Which lines contain the string "JSON"? Please list every one of them.

------------------------------------

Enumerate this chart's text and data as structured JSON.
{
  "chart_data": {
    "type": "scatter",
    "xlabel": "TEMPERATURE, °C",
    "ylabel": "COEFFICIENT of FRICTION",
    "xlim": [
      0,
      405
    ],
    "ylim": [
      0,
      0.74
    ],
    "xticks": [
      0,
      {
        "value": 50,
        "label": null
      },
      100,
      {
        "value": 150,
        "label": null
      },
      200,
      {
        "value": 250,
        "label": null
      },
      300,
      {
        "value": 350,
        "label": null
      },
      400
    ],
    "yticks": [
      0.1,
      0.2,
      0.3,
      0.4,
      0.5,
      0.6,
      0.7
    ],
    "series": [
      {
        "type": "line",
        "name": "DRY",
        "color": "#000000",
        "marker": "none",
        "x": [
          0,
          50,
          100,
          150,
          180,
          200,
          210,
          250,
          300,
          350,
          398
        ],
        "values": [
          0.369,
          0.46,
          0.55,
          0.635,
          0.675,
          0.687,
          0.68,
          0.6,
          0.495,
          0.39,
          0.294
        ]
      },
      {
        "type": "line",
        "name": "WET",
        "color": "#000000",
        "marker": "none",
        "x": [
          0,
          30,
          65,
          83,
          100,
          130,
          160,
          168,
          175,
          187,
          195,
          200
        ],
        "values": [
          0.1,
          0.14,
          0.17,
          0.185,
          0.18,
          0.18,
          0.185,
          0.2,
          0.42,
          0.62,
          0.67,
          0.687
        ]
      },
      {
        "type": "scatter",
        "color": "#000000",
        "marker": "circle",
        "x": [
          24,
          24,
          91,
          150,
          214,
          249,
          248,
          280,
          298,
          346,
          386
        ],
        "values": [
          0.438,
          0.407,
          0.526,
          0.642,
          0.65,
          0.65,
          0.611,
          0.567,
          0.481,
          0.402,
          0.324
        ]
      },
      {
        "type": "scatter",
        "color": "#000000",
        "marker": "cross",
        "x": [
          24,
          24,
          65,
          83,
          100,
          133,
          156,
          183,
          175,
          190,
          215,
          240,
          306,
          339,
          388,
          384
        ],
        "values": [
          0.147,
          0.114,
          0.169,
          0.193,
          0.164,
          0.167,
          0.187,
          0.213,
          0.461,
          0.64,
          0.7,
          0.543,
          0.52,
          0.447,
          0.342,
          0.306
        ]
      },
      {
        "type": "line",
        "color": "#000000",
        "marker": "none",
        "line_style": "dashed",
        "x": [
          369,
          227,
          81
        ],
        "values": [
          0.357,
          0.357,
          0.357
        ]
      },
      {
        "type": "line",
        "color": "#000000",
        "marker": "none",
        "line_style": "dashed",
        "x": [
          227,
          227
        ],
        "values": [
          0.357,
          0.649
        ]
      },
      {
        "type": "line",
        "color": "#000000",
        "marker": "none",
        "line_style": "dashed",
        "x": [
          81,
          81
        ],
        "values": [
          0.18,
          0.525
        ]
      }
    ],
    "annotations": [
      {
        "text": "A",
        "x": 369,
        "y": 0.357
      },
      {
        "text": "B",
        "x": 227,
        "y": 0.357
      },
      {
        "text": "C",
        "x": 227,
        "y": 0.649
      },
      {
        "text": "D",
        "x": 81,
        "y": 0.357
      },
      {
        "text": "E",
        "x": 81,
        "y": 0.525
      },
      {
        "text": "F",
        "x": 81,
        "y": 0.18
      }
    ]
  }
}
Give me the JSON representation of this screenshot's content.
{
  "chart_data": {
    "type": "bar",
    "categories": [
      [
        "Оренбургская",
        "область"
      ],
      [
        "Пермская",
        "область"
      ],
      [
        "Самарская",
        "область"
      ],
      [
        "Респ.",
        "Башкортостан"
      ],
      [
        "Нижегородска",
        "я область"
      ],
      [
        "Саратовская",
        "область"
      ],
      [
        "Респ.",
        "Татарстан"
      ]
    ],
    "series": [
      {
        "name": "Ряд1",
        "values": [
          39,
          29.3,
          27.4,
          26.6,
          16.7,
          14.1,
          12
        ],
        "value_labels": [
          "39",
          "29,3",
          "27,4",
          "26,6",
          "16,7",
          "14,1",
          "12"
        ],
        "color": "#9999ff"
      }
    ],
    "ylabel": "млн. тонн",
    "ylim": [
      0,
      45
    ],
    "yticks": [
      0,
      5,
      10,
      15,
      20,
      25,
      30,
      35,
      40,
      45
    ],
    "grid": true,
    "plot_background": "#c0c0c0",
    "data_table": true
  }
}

------------------------------------

**Result of the exercise:**
Enumerate this chart's text and data as structured JSON.
Give me the JSON representation of this screenshot's content.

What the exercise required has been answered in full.